Problem description:
Output the entries verbatim, including every line.

Supplied records:
.....
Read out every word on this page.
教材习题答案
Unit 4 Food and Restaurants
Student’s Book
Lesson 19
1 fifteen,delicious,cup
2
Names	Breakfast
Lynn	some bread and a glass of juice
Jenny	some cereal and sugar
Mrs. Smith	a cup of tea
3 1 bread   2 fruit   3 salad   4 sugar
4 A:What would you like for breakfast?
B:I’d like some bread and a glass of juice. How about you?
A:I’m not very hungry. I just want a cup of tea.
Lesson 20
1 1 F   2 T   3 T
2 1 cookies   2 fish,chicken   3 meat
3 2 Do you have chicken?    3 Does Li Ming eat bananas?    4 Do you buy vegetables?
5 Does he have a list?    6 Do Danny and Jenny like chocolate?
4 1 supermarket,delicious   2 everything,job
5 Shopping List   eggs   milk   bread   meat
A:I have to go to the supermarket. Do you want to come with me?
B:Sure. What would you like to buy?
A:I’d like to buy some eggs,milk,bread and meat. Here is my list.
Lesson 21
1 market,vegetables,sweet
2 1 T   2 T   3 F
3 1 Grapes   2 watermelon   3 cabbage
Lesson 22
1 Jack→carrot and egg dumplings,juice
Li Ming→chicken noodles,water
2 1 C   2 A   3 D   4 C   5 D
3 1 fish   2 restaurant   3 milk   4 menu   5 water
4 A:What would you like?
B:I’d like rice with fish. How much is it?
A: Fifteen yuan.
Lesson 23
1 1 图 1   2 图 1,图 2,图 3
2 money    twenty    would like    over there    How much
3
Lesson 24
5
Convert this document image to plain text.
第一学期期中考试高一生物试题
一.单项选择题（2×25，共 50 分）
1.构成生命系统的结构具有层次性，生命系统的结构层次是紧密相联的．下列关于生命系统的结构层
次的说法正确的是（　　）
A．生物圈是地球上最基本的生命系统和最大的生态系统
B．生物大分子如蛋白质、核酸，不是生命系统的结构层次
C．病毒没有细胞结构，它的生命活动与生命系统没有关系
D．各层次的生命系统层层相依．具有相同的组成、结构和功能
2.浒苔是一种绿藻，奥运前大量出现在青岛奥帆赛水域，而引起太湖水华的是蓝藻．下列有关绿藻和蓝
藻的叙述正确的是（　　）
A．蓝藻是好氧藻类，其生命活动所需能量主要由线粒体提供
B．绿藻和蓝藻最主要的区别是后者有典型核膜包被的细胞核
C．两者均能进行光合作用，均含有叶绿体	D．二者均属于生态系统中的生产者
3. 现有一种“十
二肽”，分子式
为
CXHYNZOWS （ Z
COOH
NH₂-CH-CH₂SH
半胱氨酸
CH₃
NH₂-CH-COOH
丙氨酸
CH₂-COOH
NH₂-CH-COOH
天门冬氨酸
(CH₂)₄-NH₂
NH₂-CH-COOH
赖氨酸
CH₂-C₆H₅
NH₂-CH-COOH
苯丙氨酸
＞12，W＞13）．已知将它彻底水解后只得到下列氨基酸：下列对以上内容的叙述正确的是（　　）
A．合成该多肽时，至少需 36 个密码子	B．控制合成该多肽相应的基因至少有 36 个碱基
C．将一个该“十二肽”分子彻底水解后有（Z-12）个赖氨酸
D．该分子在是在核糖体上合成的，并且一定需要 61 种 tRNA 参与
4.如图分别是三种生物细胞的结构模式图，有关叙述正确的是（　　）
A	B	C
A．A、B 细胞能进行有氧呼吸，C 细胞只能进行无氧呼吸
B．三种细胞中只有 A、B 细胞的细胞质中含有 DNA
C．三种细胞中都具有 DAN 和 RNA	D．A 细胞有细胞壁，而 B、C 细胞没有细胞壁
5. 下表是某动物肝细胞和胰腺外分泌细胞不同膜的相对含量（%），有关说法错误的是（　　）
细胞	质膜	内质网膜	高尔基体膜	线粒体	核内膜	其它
.....
Written response:
Read out every word on this page.
教材习题答案
Unit 4 Food and Restaurants
Student’s Book
Lesson 19
1 fifteen,delicious,cup
2
Names	Breakfast
Lynn	some bread and a glass of juice
Jenny	some cereal and sugar
Mrs. Smith	a cup of tea
3 1 bread   2 fruit   3 salad   4 sugar
4 A:What would you like for breakfast?
B:I’d like some bread and a glass of juice. How about you?
A:I’m not very hungry. I just want a cup of tea.
Lesson 20
1 1 F   2 T   3 T
2 1 cookies   2 fish,chicken   3 meat
3 2 Do you have chicken?    3 Does Li Ming eat bananas?    4 Do you buy vegetables?
5 Does he have a list?    6 Do Danny and Jenny like chocolate?
4 1 supermarket,delicious   2 everything,job
5 Shopping List   eggs   milk   bread   meat
A:I have to go to the supermarket. Do you want to come with me?
B:Sure. What would you like to buy?
A:I’d like to buy some eggs,milk,bread and meat. Here is my list.
Lesson 21
1 market,vegetables,sweet
2 1 T   2 T   3 F
3 1 Grapes   2 watermelon   3 cabbage
Lesson 22
1 Jack→carrot and egg dumplings,juice
Li Ming→chicken noodles,water
2 1 C   2 A   3 D   4 C   5 D
3 1 fish   2 restaurant   3 milk   4 menu   5 water
4 A:What would you like?
B:I’d like rice with fish. How much is it?
A: Fifteen yuan.
Lesson 23
1 1 图 1   2 图 1,图 2,图 3
2 money    twenty    would like    over there    How much
3
Lesson 24
5
Convert this document image to plain text.
第一学期期中考试高一生物试题
一.单项选择题（2×25，共 50 分）
1.构成生命系统的结构具有层次性，生命系统的结构层次是紧密相联的．下列关于生命系统的结构层
次的说法正确的是（　　）
A．生物圈是地球上最基本的生命系统和最大的生态系统
B．生物大分子如蛋白质、核酸，不是生命系统的结构层次
C．病毒没有细胞结构，它的生命活动与生命系统没有关系
D．各层次的生命系统层层相依．具有相同的组成、结构和功能
2.浒苔是一种绿藻，奥运前大量出现在青岛奥帆赛水域，而引起太湖水华的是蓝藻．下列有关绿藻和蓝
藻的叙述正确的是（　　）
A．蓝藻是好氧藻类，其生命活动所需能量主要由线粒体提供
B．绿藻和蓝藻最主要的区别是后者有典型核膜包被的细胞核
C．两者均能进行光合作用，均含有叶绿体	D．二者均属于生态系统中的生产者
3. 现有一种“十
二肽”，分子式
为
CXHYNZOWS （ Z
COOH
NH₂-CH-CH₂SH
半胱氨酸
CH₃
NH₂-CH-COOH
丙氨酸
CH₂-COOH
NH₂-CH-COOH
天门冬氨酸
(CH₂)₄-NH₂
NH₂-CH-COOH
赖氨酸
CH₂-C₆H₅
NH₂-CH-COOH
苯丙氨酸
＞12，W＞13）．已知将它彻底水解后只得到下列氨基酸：下列对以上内容的叙述正确的是（　　）
A．合成该多肽时，至少需 36 个密码子	B．控制合成该多肽相应的基因至少有 36 个碱基
C．将一个该“十二肽”分子彻底水解后有（Z-12）个赖氨酸
D．该分子在是在核糖体上合成的，并且一定需要 61 种 tRNA 参与
4.如图分别是三种生物细胞的结构模式图，有关叙述正确的是（　　）
A	B	C
A．A、B 细胞能进行有氧呼吸，C 细胞只能进行无氧呼吸
B．三种细胞中只有 A、B 细胞的细胞质中含有 DNA
C．三种细胞中都具有 DAN 和 RNA	D．A 细胞有细胞壁，而 B、C 细胞没有细胞壁
5. 下表是某动物肝细胞和胰腺外分泌细胞不同膜的相对含量（%），有关说法错误的是（　　）
细胞	质膜	内质网膜	高尔基体膜	线粒体	核内膜	其它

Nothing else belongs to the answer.